Type out the material below exactly.

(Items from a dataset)
----

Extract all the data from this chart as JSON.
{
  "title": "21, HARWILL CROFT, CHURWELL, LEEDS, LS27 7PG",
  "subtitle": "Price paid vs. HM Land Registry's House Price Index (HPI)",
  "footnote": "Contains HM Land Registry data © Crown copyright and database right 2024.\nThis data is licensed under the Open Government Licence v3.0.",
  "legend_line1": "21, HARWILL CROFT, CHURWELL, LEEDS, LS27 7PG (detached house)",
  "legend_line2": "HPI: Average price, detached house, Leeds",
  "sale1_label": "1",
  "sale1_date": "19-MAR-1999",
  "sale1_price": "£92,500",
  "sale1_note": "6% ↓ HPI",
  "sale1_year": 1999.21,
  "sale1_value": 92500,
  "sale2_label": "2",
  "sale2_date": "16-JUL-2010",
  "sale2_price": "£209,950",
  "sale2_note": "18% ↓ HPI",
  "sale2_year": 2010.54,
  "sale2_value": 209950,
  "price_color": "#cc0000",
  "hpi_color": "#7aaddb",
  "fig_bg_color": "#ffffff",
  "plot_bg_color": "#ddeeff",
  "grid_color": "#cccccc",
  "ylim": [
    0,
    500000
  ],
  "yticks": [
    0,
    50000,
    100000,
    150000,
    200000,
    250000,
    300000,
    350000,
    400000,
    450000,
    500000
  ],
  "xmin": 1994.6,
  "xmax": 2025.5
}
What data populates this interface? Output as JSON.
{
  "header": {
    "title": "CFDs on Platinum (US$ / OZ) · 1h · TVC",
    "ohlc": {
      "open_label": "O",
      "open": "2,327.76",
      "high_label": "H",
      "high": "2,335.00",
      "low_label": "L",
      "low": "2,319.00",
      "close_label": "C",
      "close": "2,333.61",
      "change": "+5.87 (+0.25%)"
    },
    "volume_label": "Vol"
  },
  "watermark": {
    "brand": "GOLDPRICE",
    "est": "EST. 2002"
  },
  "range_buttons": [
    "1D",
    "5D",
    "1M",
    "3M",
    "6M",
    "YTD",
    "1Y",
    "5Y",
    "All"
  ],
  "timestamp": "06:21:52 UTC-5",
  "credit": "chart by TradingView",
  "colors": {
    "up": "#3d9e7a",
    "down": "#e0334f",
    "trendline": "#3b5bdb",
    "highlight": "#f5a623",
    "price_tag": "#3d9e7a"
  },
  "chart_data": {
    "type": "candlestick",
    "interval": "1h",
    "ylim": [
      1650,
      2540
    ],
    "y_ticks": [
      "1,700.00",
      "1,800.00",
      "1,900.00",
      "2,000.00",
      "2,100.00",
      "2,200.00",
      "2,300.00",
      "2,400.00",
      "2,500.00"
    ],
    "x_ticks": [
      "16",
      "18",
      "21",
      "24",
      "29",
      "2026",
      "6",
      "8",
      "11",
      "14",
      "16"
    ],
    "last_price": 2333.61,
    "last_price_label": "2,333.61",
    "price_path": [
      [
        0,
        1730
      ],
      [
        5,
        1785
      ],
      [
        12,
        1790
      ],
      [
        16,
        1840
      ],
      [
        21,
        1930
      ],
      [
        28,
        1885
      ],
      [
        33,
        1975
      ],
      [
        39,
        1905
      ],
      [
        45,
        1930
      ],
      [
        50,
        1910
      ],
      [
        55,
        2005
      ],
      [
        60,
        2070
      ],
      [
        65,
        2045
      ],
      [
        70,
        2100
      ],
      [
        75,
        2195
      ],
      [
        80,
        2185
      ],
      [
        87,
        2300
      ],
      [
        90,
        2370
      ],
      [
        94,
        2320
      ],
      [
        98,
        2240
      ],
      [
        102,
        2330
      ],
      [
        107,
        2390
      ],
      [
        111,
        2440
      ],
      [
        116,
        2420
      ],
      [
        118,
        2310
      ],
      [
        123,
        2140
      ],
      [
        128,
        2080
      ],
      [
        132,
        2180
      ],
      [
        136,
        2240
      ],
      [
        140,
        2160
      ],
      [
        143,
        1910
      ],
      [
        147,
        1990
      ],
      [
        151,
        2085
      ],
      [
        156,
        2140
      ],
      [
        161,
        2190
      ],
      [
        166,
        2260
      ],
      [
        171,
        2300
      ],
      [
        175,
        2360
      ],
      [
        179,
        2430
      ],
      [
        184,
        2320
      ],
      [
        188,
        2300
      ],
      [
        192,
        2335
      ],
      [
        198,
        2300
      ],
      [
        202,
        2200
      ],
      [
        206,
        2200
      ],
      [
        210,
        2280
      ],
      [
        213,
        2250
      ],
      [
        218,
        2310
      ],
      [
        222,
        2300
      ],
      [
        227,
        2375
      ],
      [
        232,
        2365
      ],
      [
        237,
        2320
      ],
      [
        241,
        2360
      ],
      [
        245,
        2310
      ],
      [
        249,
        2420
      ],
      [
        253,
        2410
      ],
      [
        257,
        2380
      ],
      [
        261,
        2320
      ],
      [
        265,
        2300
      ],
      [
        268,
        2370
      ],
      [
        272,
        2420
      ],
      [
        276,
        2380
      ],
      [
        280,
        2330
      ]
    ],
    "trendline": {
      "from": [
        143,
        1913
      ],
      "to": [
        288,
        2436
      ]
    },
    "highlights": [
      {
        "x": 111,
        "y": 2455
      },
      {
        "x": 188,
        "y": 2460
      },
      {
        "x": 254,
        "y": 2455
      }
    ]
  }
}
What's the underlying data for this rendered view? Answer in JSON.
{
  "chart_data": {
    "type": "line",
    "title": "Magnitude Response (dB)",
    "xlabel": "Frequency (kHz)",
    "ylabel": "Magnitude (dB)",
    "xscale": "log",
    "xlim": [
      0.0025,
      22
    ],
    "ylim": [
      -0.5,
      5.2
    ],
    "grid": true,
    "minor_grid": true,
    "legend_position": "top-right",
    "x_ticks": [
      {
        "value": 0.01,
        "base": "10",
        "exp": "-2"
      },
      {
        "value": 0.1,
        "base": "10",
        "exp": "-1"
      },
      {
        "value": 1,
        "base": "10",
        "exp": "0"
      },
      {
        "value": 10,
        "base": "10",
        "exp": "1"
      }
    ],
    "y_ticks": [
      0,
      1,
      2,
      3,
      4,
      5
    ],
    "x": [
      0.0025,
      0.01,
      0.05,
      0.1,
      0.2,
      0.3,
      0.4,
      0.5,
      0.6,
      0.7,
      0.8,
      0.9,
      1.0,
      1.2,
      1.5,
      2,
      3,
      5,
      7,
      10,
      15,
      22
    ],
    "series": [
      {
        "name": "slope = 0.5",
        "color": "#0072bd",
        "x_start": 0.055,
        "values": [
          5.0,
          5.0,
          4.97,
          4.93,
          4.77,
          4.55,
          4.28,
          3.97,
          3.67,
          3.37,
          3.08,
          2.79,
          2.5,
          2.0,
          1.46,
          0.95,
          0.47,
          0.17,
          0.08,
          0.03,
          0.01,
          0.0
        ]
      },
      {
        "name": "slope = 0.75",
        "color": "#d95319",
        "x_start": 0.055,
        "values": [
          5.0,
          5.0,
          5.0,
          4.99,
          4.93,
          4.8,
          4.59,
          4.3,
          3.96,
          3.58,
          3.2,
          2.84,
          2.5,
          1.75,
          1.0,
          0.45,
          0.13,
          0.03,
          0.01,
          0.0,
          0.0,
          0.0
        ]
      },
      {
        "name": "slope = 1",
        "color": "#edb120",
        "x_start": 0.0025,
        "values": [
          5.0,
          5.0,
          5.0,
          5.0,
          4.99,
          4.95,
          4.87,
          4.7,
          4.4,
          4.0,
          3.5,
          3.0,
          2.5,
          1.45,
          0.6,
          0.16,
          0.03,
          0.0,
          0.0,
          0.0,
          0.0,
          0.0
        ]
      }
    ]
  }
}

----

» Result for this task
Extract all the data from this chart as JSON.
{
  "title": "21, HARWILL CROFT, CHURWELL, LEEDS, LS27 7PG",
  "subtitle": "Price paid vs. HM Land Registry's House Price Index (HPI)",
  "footnote": "Contains HM Land Registry data © Crown copyright and database right 2024.\nThis data is licensed under the Open Government Licence v3.0.",
  "legend_line1": "21, HARWILL CROFT, CHURWELL, LEEDS, LS27 7PG (detached house)",
  "legend_line2": "HPI: Average price, detached house, Leeds",
  "sale1_label": "1",
  "sale1_date": "19-MAR-1999",
  "sale1_price": "£92,500",
  "sale1_note": "6% ↓ HPI",
  "sale1_year": 1999.21,
  "sale1_value": 92500,
  "sale2_label": "2",
  "sale2_date": "16-JUL-2010",
  "sale2_price": "£209,950",
  "sale2_note": "18% ↓ HPI",
  "sale2_year": 2010.54,
  "sale2_value": 209950,
  "price_color": "#cc0000",
  "hpi_color": "#7aaddb",
  "fig_bg_color": "#ffffff",
  "plot_bg_color": "#ddeeff",
  "grid_color": "#cccccc",
  "ylim": [
    0,
    500000
  ],
  "yticks": [
    0,
    50000,
    100000,
    150000,
    200000,
    250000,
    300000,
    350000,
    400000,
    450000,
    500000
  ],
  "xmin": 1994.6,
  "xmax": 2025.5
}
What data populates this interface? Output as JSON.
{
  "header": {
    "title": "CFDs on Platinum (US$ / OZ) · 1h · TVC",
    "ohlc": {
      "open_label": "O",
      "open": "2,327.76",
      "high_label": "H",
      "high": "2,335.00",
      "low_label": "L",
      "low": "2,319.00",
      "close_label": "C",
      "close": "2,333.61",
      "change": "+5.87 (+0.25%)"
    },
    "volume_label": "Vol"
  },
  "watermark": {
    "brand": "GOLDPRICE",
    "est": "EST. 2002"
  },
  "range_buttons": [
    "1D",
    "5D",
    "1M",
    "3M",
    "6M",
    "YTD",
    "1Y",
    "5Y",
    "All"
  ],
  "timestamp": "06:21:52 UTC-5",
  "credit": "chart by TradingView",
  "colors": {
    "up": "#3d9e7a",
    "down": "#e0334f",
    "trendline": "#3b5bdb",
    "highlight": "#f5a623",
    "price_tag": "#3d9e7a"
  },
  "chart_data": {
    "type": "candlestick",
    "interval": "1h",
    "ylim": [
      1650,
      2540
    ],
    "y_ticks": [
      "1,700.00",
      "1,800.00",
      "1,900.00",
      "2,000.00",
      "2,100.00",
      "2,200.00",
      "2,300.00",
      "2,400.00",
      "2,500.00"
    ],
    "x_ticks": [
      "16",
      "18",
      "21",
      "24",
      "29",
      "2026",
      "6",
      "8",
      "11",
      "14",
      "16"
    ],
    "last_price": 2333.61,
    "last_price_label": "2,333.61",
    "price_path": [
      [
        0,
        1730
      ],
      [
        5,
        1785
      ],
      [
        12,
        1790
      ],
      [
        16,
        1840
      ],
      [
        21,
        1930
      ],
      [
        28,
        1885
      ],
      [
        33,
        1975
      ],
      [
        39,
        1905
      ],
      [
        45,
        1930
      ],
      [
        50,
        1910
      ],
      [
        55,
        2005
      ],
      [
        60,
        2070
      ],
      [
        65,
        2045
      ],
      [
        70,
        2100
      ],
      [
        75,
        2195
      ],
      [
        80,
        2185
      ],
      [
        87,
        2300
      ],
      [
        90,
        2370
      ],
      [
        94,
        2320
      ],
      [
        98,
        2240
      ],
      [
        102,
        2330
      ],
      [
        107,
        2390
      ],
      [
        111,
        2440
      ],
      [
        116,
        2420
      ],
      [
        118,
        2310
      ],
      [
        123,
        2140
      ],
      [
        128,
        2080
      ],
      [
        132,
        2180
      ],
      [
        136,
        2240
      ],
      [
        140,
        2160
      ],
      [
        143,
        1910
      ],
      [
        147,
        1990
      ],
      [
        151,
        2085
      ],
      [
        156,
        2140
      ],
      [
        161,
        2190
      ],
      [
        166,
        2260
      ],
      [
        171,
        2300
      ],
      [
        175,
        2360
      ],
      [
        179,
        2430
      ],
      [
        184,
        2320
      ],
      [
        188,
        2300
      ],
      [
        192,
        2335
      ],
      [
        198,
        2300
      ],
      [
        202,
        2200
      ],
      [
        206,
        2200
      ],
      [
        210,
        2280
      ],
      [
        213,
        2250
      ],
      [
        218,
        2310
      ],
      [
        222,
        2300
      ],
      [
        227,
        2375
      ],
      [
        232,
        2365
      ],
      [
        237,
        2320
      ],
      [
        241,
        2360
      ],
      [
        245,
        2310
      ],
      [
        249,
        2420
      ],
      [
        253,
        2410
      ],
      [
        257,
        2380
      ],
      [
        261,
        2320
      ],
      [
        265,
        2300
      ],
      [
        268,
        2370
      ],
      [
        272,
        2420
      ],
      [
        276,
        2380
      ],
      [
        280,
        2330
      ]
    ],
    "trendline": {
      "from": [
        143,
        1913
      ],
      "to": [
        288,
        2436
      ]
    },
    "highlights": [
      {
        "x": 111,
        "y": 2455
      },
      {
        "x": 188,
        "y": 2460
      },
      {
        "x": 254,
        "y": 2455
      }
    ]
  }
}
What's the underlying data for this rendered view? Answer in JSON.
{
  "chart_data": {
    "type": "line",
    "title": "Magnitude Response (dB)",
    "xlabel": "Frequency (kHz)",
    "ylabel": "Magnitude (dB)",
    "xscale": "log",
    "xlim": [
      0.0025,
      22
    ],
    "ylim": [
      -0.5,
      5.2
    ],
    "grid": true,
    "minor_grid": true,
    "legend_position": "top-right",
    "x_ticks": [
      {
        "value": 0.01,
        "base": "10",
        "exp": "-2"
      },
      {
        "value": 0.1,
        "base": "10",
        "exp": "-1"
      },
      {
        "value": 1,
        "base": "10",
        "exp": "0"
      },
      {
        "value": 10,
        "base": "10",
        "exp": "1"
      }
    ],
    "y_ticks": [
      0,
      1,
      2,
      3,
      4,
      5
    ],
    "x": [
      0.0025,
      0.01,
      0.05,
      0.1,
      0.2,
      0.3,
      0.4,
      0.5,
      0.6,
      0.7,
      0.8,
      0.9,
      1.0,
      1.2,
      1.5,
      2,
      3,
      5,
      7,
      10,
      15,
      22
    ],
    "series": [
      {
        "name": "slope = 0.5",
        "color": "#0072bd",
        "x_start": 0.055,
        "values": [
          5.0,
          5.0,
          4.97,
          4.93,
          4.77,
          4.55,
          4.28,
          3.97,
          3.67,
          3.37,
          3.08,
          2.79,
          2.5,
          2.0,
          1.46,
          0.95,
          0.47,
          0.17,
          0.08,
          0.03,
          0.01,
          0.0
        ]
      },
      {
        "name": "slope = 0.75",
        "color": "#d95319",
        "x_start": 0.055,
        "values": [
          5.0,
          5.0,
          5.0,
          4.99,
          4.93,
          4.8,
          4.59,
          4.3,
          3.96,
          3.58,
          3.2,
          2.84,
          2.5,
          1.75,
          1.0,
          0.45,
          0.13,
          0.03,
          0.01,
          0.0,
          0.0,
          0.0
        ]
      },
      {
        "name": "slope = 1",
        "color": "#edb120",
        "x_start": 0.0025,
        "values": [
          5.0,
          5.0,
          5.0,
          5.0,
          4.99,
          4.95,
          4.87,
          4.7,
          4.4,
          4.0,
          3.5,
          3.0,
          2.5,
          1.45,
          0.6,
          0.16,
          0.03,
          0.0,
          0.0,
          0.0,
          0.0,
          0.0
        ]
      }
    ]
  }
}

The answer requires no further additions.